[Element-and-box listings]
◇ ◇ ◇
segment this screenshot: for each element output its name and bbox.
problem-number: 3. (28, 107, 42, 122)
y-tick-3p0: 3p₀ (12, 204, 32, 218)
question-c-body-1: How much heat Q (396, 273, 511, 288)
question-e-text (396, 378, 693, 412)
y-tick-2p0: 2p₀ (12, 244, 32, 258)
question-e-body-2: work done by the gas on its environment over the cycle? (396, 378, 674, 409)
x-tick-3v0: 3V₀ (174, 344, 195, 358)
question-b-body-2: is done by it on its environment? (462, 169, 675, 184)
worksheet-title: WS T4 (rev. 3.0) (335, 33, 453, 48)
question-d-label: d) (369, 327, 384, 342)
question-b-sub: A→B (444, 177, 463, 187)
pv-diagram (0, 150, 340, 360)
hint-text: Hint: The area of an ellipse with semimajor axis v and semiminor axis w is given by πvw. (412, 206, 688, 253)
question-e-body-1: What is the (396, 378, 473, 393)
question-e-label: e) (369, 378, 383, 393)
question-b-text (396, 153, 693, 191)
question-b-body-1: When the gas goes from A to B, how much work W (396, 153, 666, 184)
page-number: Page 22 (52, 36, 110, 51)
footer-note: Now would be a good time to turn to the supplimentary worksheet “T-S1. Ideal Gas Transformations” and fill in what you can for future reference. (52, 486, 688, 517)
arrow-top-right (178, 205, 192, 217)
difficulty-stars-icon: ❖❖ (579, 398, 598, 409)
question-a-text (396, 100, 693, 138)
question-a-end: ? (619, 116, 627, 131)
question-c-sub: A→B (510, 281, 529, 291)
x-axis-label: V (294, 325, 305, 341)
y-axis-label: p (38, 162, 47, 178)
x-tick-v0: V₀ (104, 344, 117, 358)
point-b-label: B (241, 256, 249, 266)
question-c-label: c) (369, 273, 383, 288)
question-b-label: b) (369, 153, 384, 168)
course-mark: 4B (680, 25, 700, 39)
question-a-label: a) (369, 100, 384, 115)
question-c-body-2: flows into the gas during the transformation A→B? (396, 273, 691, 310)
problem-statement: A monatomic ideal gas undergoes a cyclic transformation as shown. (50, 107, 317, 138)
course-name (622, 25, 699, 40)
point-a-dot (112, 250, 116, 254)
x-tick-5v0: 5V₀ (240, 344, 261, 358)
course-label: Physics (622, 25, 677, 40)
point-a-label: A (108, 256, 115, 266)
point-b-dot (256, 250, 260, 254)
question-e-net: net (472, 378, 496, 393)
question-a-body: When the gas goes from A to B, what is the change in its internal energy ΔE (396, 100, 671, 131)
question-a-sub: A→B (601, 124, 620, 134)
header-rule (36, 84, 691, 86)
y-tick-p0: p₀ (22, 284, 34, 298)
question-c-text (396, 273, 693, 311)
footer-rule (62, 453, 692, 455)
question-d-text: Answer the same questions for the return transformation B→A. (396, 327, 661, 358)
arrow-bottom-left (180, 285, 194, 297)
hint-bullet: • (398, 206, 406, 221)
◇ ◇ ◇
TASK TO COMPLETE -> Output the lines of the entries above as a JSON list of strings, one string per line, with blank lines omitted.

ANSWER TO THIS PROBLEM ->
[
  "segment this screenshot: for each element output its name and bbox.",
  "problem-number: 3. (28, 107, 42, 122)",
  "y-tick-3p0: 3p₀ (12, 204, 32, 218)",
  "question-c-body-1: How much heat Q (396, 273, 511, 288)",
  "question-e-text (396, 378, 693, 412)",
  "y-tick-2p0: 2p₀ (12, 244, 32, 258)",
  "question-e-body-2: work done by the gas on its environment over the cycle? (396, 378, 674, 409)",
  "x-tick-3v0: 3V₀ (174, 344, 195, 358)",
  "question-b-body-2: is done by it on its environment? (462, 169, 675, 184)",
  "worksheet-title: WS T4 (rev. 3.0) (335, 33, 453, 48)",
  "question-d-label: d) (369, 327, 384, 342)",
  "question-b-sub: A→B (444, 177, 463, 187)",
  "pv-diagram (0, 150, 340, 360)",
  "hint-text: Hint: The area of an ellipse with semimajor axis v and semiminor axis w is given by πvw. (412, 206, 688, 253)",
  "question-e-body-1: What is the (396, 378, 473, 393)",
  "question-e-label: e) (369, 378, 383, 393)",
  "question-b-text (396, 153, 693, 191)",
  "question-b-body-1: When the gas goes from A to B, how much work W (396, 153, 666, 184)",
  "page-number: Page 22 (52, 36, 110, 51)",
  "footer-note: Now would be a good time to turn to the supplimentary worksheet “T-S1. Ideal Gas Transformations” and fill in what you can for future reference. (52, 486, 688, 517)",
  "arrow-top-right (178, 205, 192, 217)",
  "difficulty-stars-icon: ❖❖ (579, 398, 598, 409)",
  "question-a-text (396, 100, 693, 138)",
  "question-a-end: ? (619, 116, 627, 131)",
  "question-c-sub: A→B (510, 281, 529, 291)",
  "x-axis-label: V (294, 325, 305, 341)",
  "y-axis-label: p (38, 162, 47, 178)",
  "x-tick-v0: V₀ (104, 344, 117, 358)",
  "point-b-label: B (241, 256, 249, 266)",
  "question-c-label: c) (369, 273, 383, 288)",
  "question-b-label: b) (369, 153, 384, 168)",
  "course-mark: 4B (680, 25, 700, 39)",
  "question-a-label: a) (369, 100, 384, 115)",
  "question-c-body-2: flows into the gas during the transformation A→B? (396, 273, 691, 310)",
  "problem-statement: A monatomic ideal gas undergoes a cyclic transformation as shown. (50, 107, 317, 138)",
  "course-name (622, 25, 699, 40)",
  "point-a-dot (112, 250, 116, 254)",
  "x-tick-5v0: 5V₀ (240, 344, 261, 358)",
  "course-label: Physics (622, 25, 677, 40)",
  "point-a-label: A (108, 256, 115, 266)",
  "point-b-dot (256, 250, 260, 254)",
  "question-e-net: net (472, 378, 496, 393)",
  "question-a-body: When the gas goes from A to B, what is the change in its internal energy ΔE (396, 100, 671, 131)",
  "question-a-sub: A→B (601, 124, 620, 134)",
  "header-rule (36, 84, 691, 86)",
  "y-tick-p0: p₀ (22, 284, 34, 298)",
  "question-c-text (396, 273, 693, 311)",
  "footer-rule (62, 453, 692, 455)",
  "question-d-text: Answer the same questions for the return transformation B→A. (396, 327, 661, 358)",
  "arrow-bottom-left (180, 285, 194, 297)",
  "hint-bullet: • (398, 206, 406, 221)"
]